Reproduce the lines below without any change. Start at the line containing "97, 188, 104]" and end at the line containing "255, 329, 271]", including both.

* RECORDS FOR THE TASK
════════

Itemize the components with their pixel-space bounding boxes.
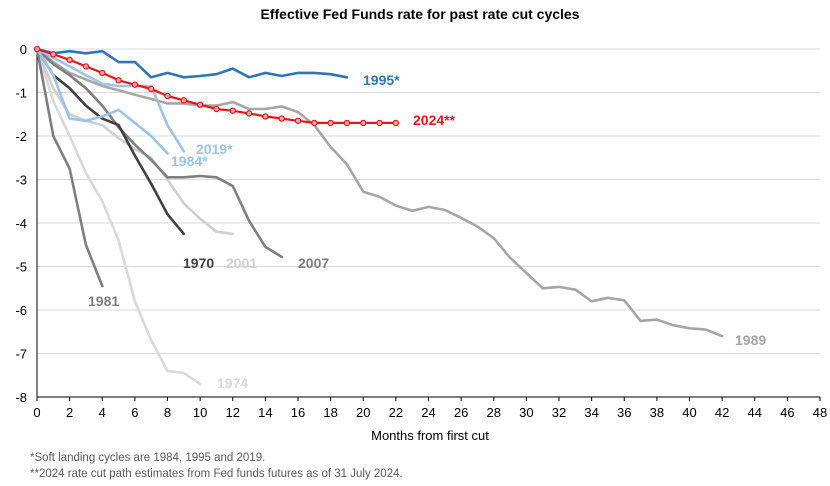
series-marker-2024	[180, 97, 188, 104]
y-tick-label: -4	[15, 216, 27, 231]
x-tick-label: 36	[617, 405, 631, 420]
series-line-1981	[35, 47, 104, 288]
series-marker-2024	[392, 119, 400, 127]
series-label-1974: 1974	[217, 375, 248, 391]
series-lines	[33, 45, 724, 386]
series-line-2001	[35, 47, 235, 236]
footnote-2024-futures: **2024 rate cut path estimates from Fed …	[30, 468, 403, 480]
series-label-1984: 1984*	[171, 153, 208, 169]
x-tick-label: 28	[487, 405, 501, 420]
series-label-1989: 1989	[735, 332, 766, 348]
series-marker-2024	[360, 119, 367, 127]
x-tick-label: 20	[356, 405, 370, 420]
x-tick-label: 8	[164, 405, 171, 420]
x-axis-label: Months from first cut	[371, 428, 489, 443]
x-tick-label: 46	[780, 405, 794, 420]
x-tick-label: 30	[519, 405, 533, 420]
y-tick-label: -2	[15, 129, 27, 144]
x-tick-label: 44	[748, 405, 762, 420]
series-marker-2024	[376, 119, 383, 127]
x-tick-label: 40	[682, 405, 696, 420]
series-line-2007	[35, 47, 284, 259]
series-marker-2024	[115, 77, 122, 84]
x-tick-label: 22	[389, 405, 403, 420]
y-tick-label: -5	[15, 260, 27, 275]
series-label-2007: 2007	[298, 255, 329, 271]
x-tick-label: 4	[99, 405, 106, 420]
series-label-1995: 1995*	[363, 72, 400, 88]
series-marker-2024	[278, 115, 285, 122]
series-label-2001: 2001	[226, 255, 257, 271]
series-label-1981: 1981	[88, 293, 119, 309]
series-marker-2024	[196, 101, 204, 108]
series-label-1970: 1970	[183, 255, 214, 271]
series-marker-2024	[343, 119, 351, 127]
x-tick-label: 34	[584, 405, 598, 420]
x-tick-label: 12	[226, 405, 240, 420]
series-line-2019	[35, 47, 186, 153]
series-marker-2024	[213, 105, 220, 113]
x-tick-label: 24	[421, 405, 435, 420]
series-marker-2024	[311, 119, 318, 127]
chart-title: Effective Fed Funds rate for past rate c…	[261, 6, 580, 22]
series-marker-2024	[164, 92, 171, 100]
x-tick-label: 2	[66, 405, 73, 420]
y-tick-label: -8	[15, 390, 27, 405]
x-tick-label: 0	[33, 405, 40, 420]
x-tick-label: 16	[291, 405, 305, 420]
x-tick-label: 10	[193, 405, 207, 420]
series-marker-2024	[245, 110, 253, 117]
y-tick-label: -7	[15, 347, 27, 362]
series-marker-2024	[229, 107, 236, 114]
series-marker-2024	[66, 56, 73, 64]
footnote-soft-landing: *Soft landing cycles are 1984, 1995 and …	[30, 452, 266, 464]
series-marker-2024	[99, 69, 106, 77]
x-tick-label: 32	[552, 405, 566, 420]
rate-cut-cycles-chart: Effective Fed Funds rate for past rate c…	[15, 6, 827, 443]
x-tick-label: 42	[715, 405, 729, 420]
series-labels: 1974 2001 1989 1981 2007 1970 1984*2019* 1995* 2…	[88, 72, 766, 391]
y-tick-label: -6	[15, 303, 27, 318]
series-marker-2024	[294, 117, 302, 124]
series-marker-2024	[327, 119, 334, 127]
x-tick-label: 26	[454, 405, 468, 420]
axes: 0-1-2-3-4-5-6-7-80 2 4 6 8 10 12 14 16 18 20 22 24 26…	[15, 42, 827, 420]
series-marker-2024	[147, 85, 155, 93]
x-tick-label: 48	[813, 405, 827, 420]
x-tick-label: 14	[258, 405, 272, 420]
series-line-1995	[35, 47, 349, 79]
series-marker-2024	[82, 63, 90, 70]
series-line-1984	[35, 47, 169, 155]
series-marker-2024	[262, 113, 269, 120]
series-label-2024: 2024**	[413, 112, 456, 128]
series-marker-2024	[33, 45, 41, 53]
series-line-1974	[35, 47, 202, 386]
x-tick-label: 38	[650, 405, 664, 420]
y-tick-label: -1	[15, 86, 27, 101]
x-tick-label: 18	[323, 405, 337, 420]
series-marker-2024	[131, 81, 139, 88]
y-tick-label: -3	[15, 173, 27, 188]
x-tick-label: 6	[131, 405, 138, 420]
series-marker-2024	[50, 51, 57, 58]
y-tick-label: 0	[20, 42, 27, 57]
series-label-2019: 2019*	[196, 141, 233, 157]
series-line-1989	[35, 47, 724, 338]
series-line-1970	[35, 47, 186, 236]
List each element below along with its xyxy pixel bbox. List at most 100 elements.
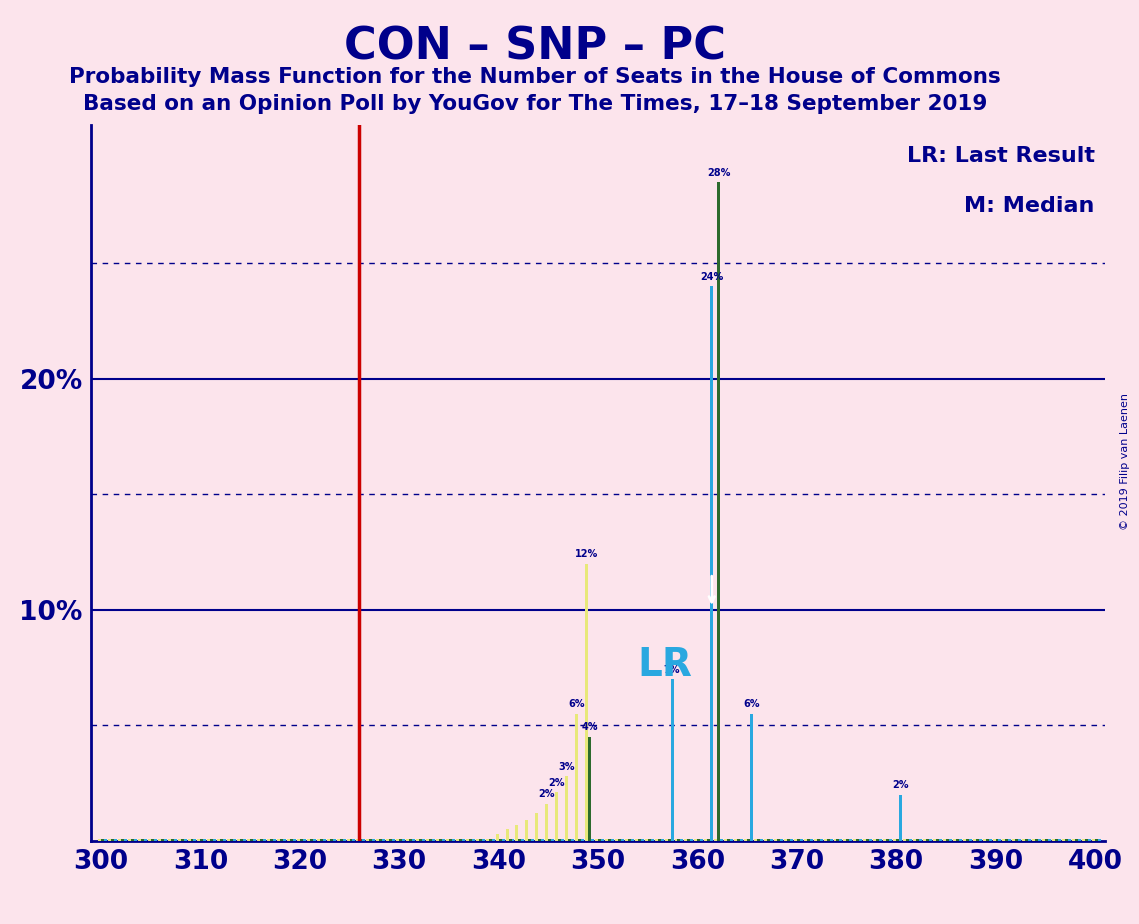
Bar <box>253 839 256 841</box>
Bar <box>886 839 890 841</box>
Bar <box>859 839 862 841</box>
Bar <box>346 839 350 841</box>
Bar <box>320 839 322 841</box>
Bar <box>707 839 711 841</box>
Bar <box>829 839 833 841</box>
Bar <box>962 839 966 841</box>
Bar <box>218 839 220 841</box>
Bar <box>402 839 405 841</box>
Bar <box>148 839 150 841</box>
Bar <box>581 839 584 841</box>
Bar <box>621 839 624 841</box>
Bar <box>879 839 883 841</box>
Bar <box>1052 839 1055 841</box>
Bar <box>124 839 126 841</box>
Bar <box>919 839 921 841</box>
Bar <box>511 839 515 841</box>
Bar <box>1013 839 1015 841</box>
Bar <box>482 839 485 841</box>
Bar <box>839 839 843 841</box>
Bar <box>257 839 260 841</box>
Bar <box>867 839 869 841</box>
Bar <box>575 713 579 841</box>
Bar <box>436 839 439 841</box>
Bar <box>601 839 604 841</box>
Bar <box>508 839 511 841</box>
Bar <box>157 839 161 841</box>
Bar <box>674 839 678 841</box>
Bar <box>810 839 812 841</box>
Bar <box>846 839 850 841</box>
Bar <box>357 839 360 841</box>
Bar <box>1048 839 1051 841</box>
Bar <box>714 839 718 841</box>
Bar <box>456 839 459 841</box>
Bar <box>966 839 968 841</box>
Bar <box>992 839 995 841</box>
Bar <box>956 839 959 841</box>
Bar <box>154 839 157 841</box>
Bar <box>251 839 253 841</box>
Bar <box>784 839 787 841</box>
Bar <box>579 839 581 841</box>
Bar <box>280 839 282 841</box>
Bar <box>200 839 204 841</box>
Bar <box>528 839 532 841</box>
Bar <box>827 839 829 841</box>
Text: CON – SNP – PC: CON – SNP – PC <box>344 26 727 69</box>
Bar <box>194 839 196 841</box>
Bar <box>416 839 419 841</box>
Bar <box>1025 839 1029 841</box>
Bar <box>869 839 872 841</box>
Bar <box>834 839 836 841</box>
Bar <box>983 839 985 841</box>
Bar <box>167 839 171 841</box>
Bar <box>247 839 251 841</box>
Bar <box>489 839 492 841</box>
Bar <box>343 839 345 841</box>
Bar <box>628 839 631 841</box>
Bar <box>671 679 673 841</box>
Bar <box>327 839 329 841</box>
Bar <box>913 839 916 841</box>
Bar <box>797 839 800 841</box>
Bar <box>648 839 650 841</box>
Bar <box>595 839 598 841</box>
Bar <box>850 839 852 841</box>
Text: 28%: 28% <box>707 168 730 177</box>
Bar <box>213 839 216 841</box>
Bar <box>727 839 730 841</box>
Bar <box>571 839 574 841</box>
Bar <box>780 839 782 841</box>
Bar <box>478 839 482 841</box>
Bar <box>976 839 978 841</box>
Bar <box>293 839 296 841</box>
Bar <box>516 825 518 841</box>
Bar <box>968 839 972 841</box>
Bar <box>874 839 876 841</box>
Bar <box>697 839 700 841</box>
Bar <box>110 839 114 841</box>
Bar <box>297 839 300 841</box>
Bar <box>773 839 777 841</box>
Bar <box>804 839 806 841</box>
Bar <box>522 839 524 841</box>
Bar <box>1065 839 1068 841</box>
Bar <box>211 839 213 841</box>
Bar <box>476 839 478 841</box>
Bar <box>770 839 773 841</box>
Bar <box>432 839 435 841</box>
Bar <box>204 839 206 841</box>
Bar <box>197 839 200 841</box>
Bar <box>161 839 164 841</box>
Bar <box>362 839 366 841</box>
Text: 6%: 6% <box>744 699 760 710</box>
Bar <box>760 839 763 841</box>
Bar <box>352 839 355 841</box>
Bar <box>863 839 867 841</box>
Text: 3%: 3% <box>558 761 575 772</box>
Bar <box>108 839 110 841</box>
Bar <box>260 839 263 841</box>
Bar <box>1085 839 1088 841</box>
Bar <box>223 839 227 841</box>
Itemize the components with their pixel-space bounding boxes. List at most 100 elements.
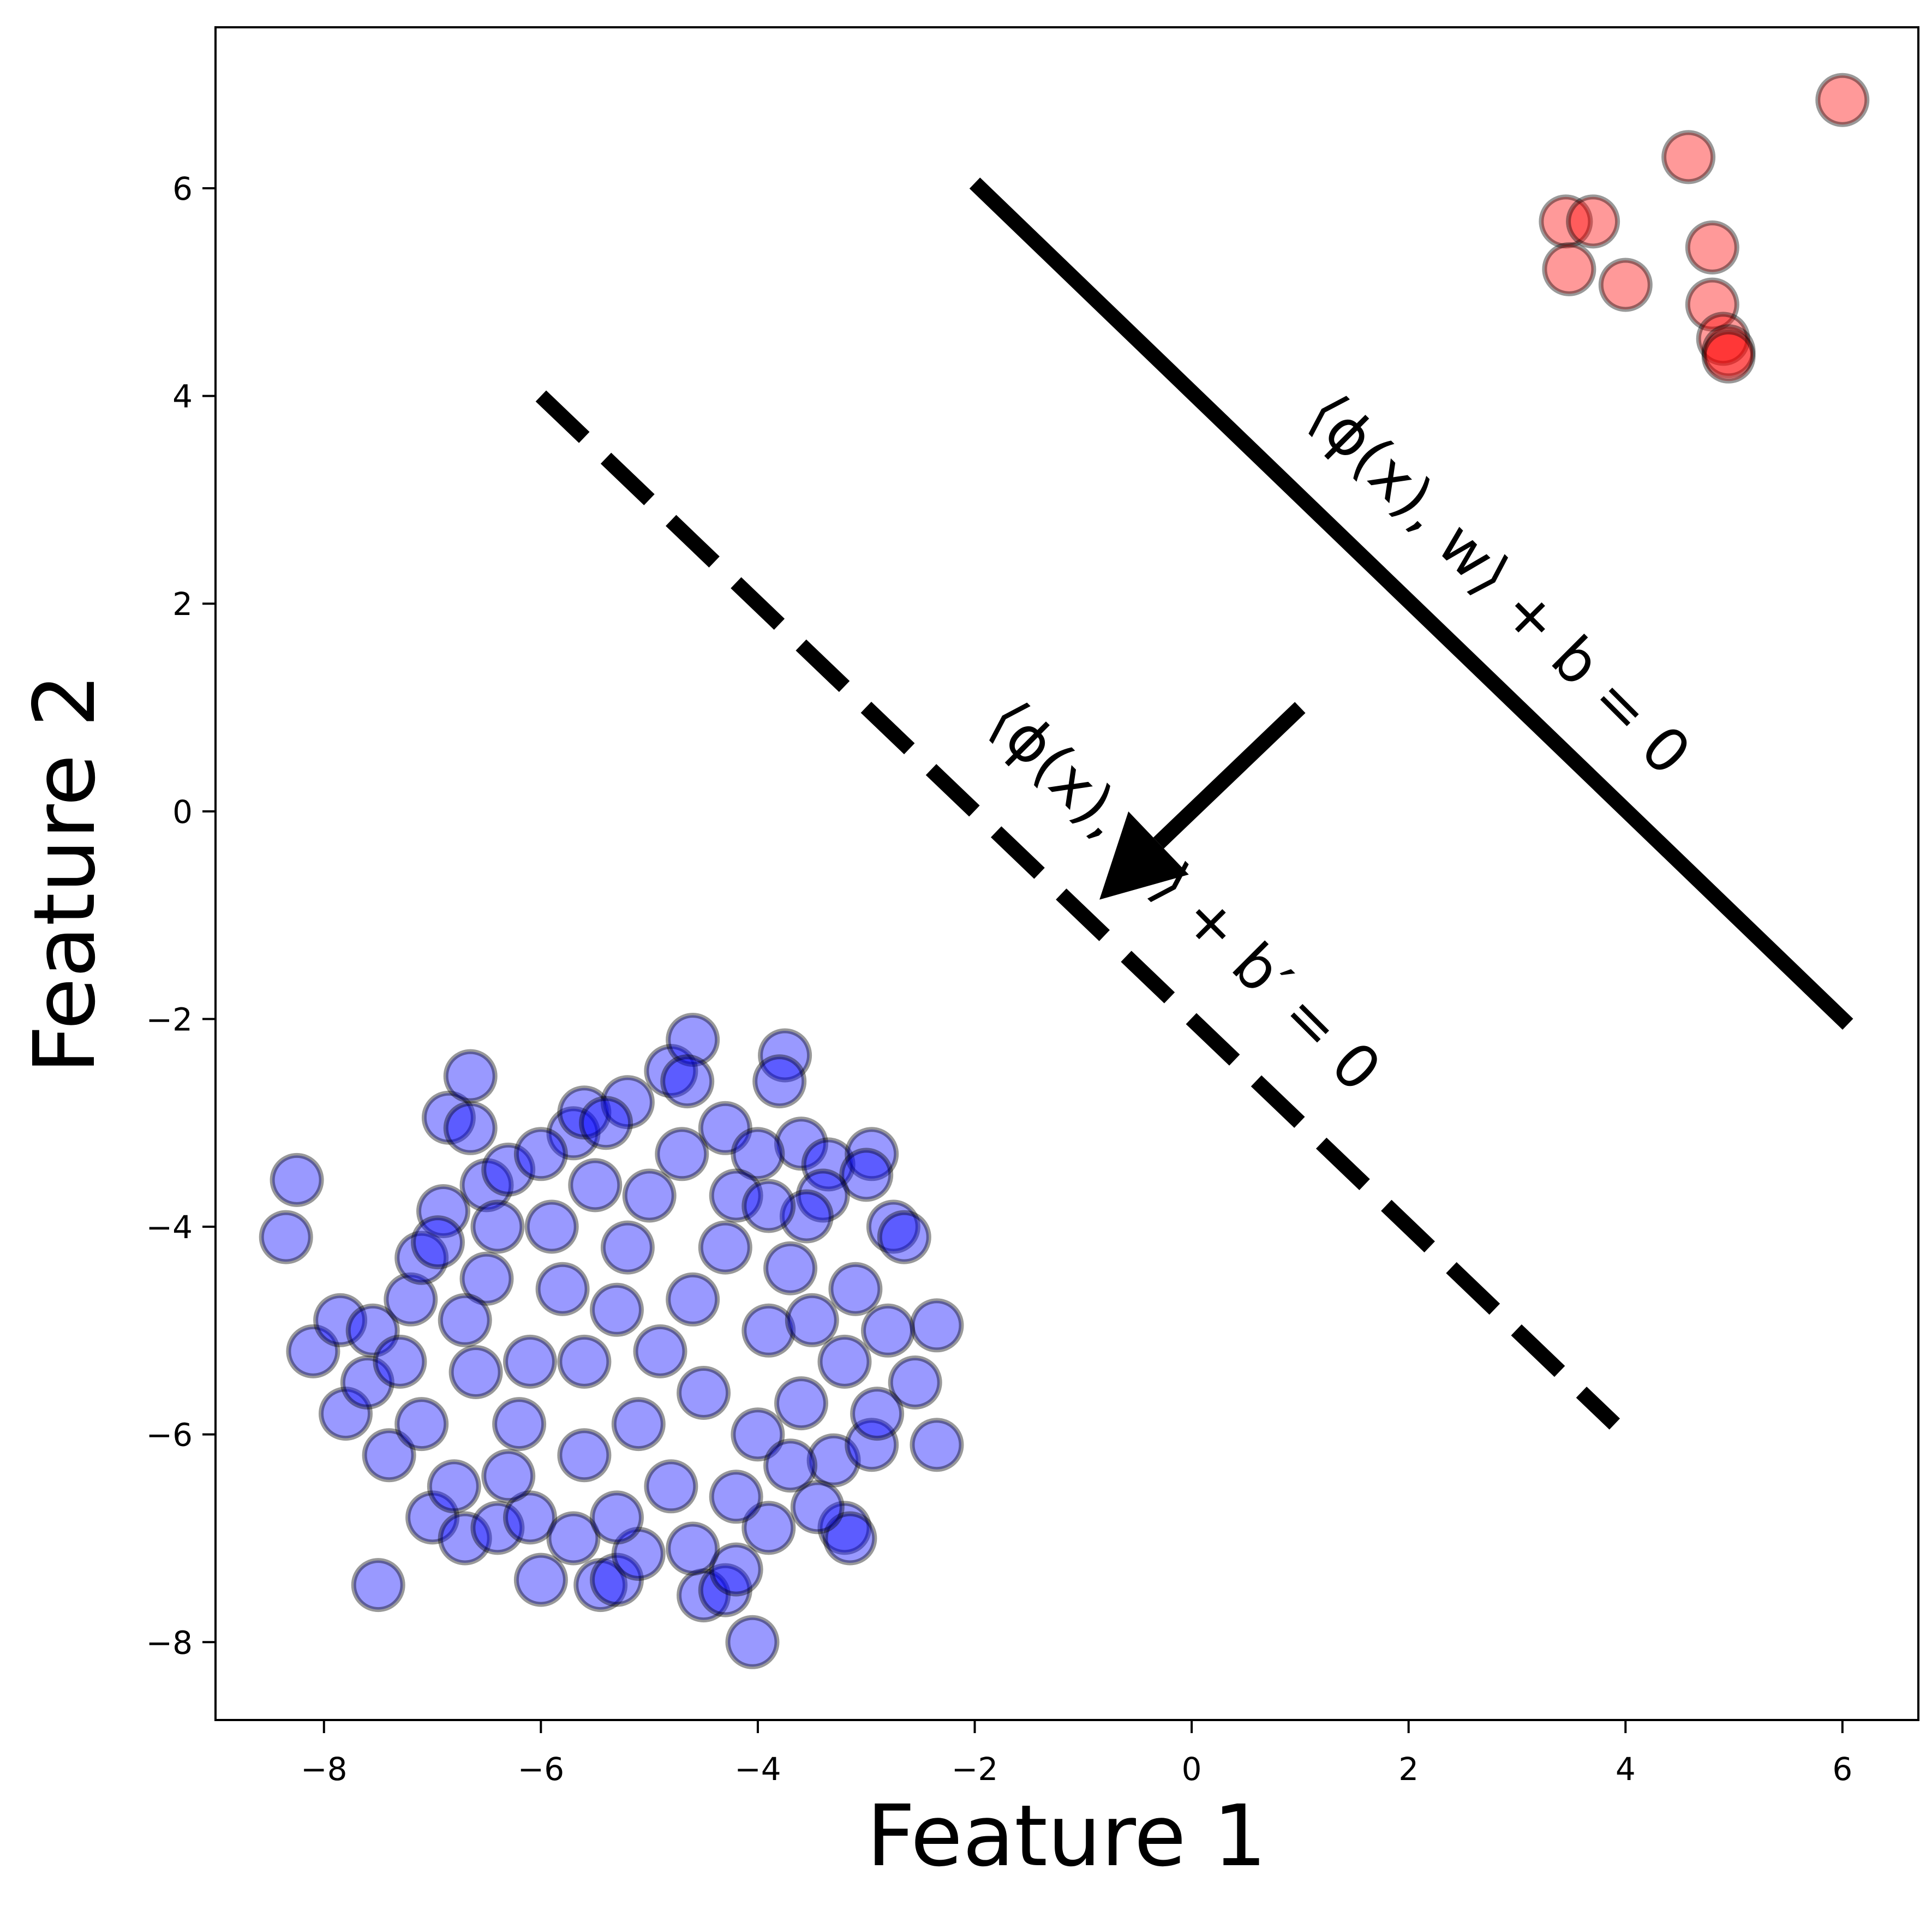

════════

* RESULT OF THIS EXERCISE
series-marker-2024	[180, 97, 188, 104]
y-tick-label: -4	[15, 216, 27, 231]
x-tick-label: 36	[617, 405, 631, 420]
series-line-1981	[35, 47, 104, 288]
series-marker-2024	[392, 119, 400, 127]
series-label-1974: 1974	[217, 375, 248, 391]
series-lines	[33, 45, 724, 386]
series-line-2001	[35, 47, 235, 236]
footnote-2024-futures: **2024 rate cut path estimates from Fed …	[30, 468, 403, 480]
series-label-1984: 1984*	[171, 153, 208, 169]
x-tick-label: 28	[487, 405, 501, 420]
series-label-1989: 1989	[735, 332, 766, 348]
series-marker-2024	[360, 119, 367, 127]
x-tick-label: 20	[356, 405, 370, 420]
x-tick-label: 8	[164, 405, 171, 420]
x-axis-label: Months from first cut	[371, 428, 489, 443]
x-tick-label: 46	[780, 405, 794, 420]
x-tick-label: 30	[519, 405, 533, 420]
y-tick-label: -2	[15, 129, 27, 144]
x-tick-label: 44	[748, 405, 762, 420]
series-marker-2024	[376, 119, 383, 127]
x-tick-label: 40	[682, 405, 696, 420]
series-line-2007	[35, 47, 284, 259]
series-marker-2024	[115, 77, 122, 84]
x-tick-label: 22	[389, 405, 403, 420]
y-tick-label: -5	[15, 260, 27, 275]
series-label-2007: 2007	[298, 255, 329, 271]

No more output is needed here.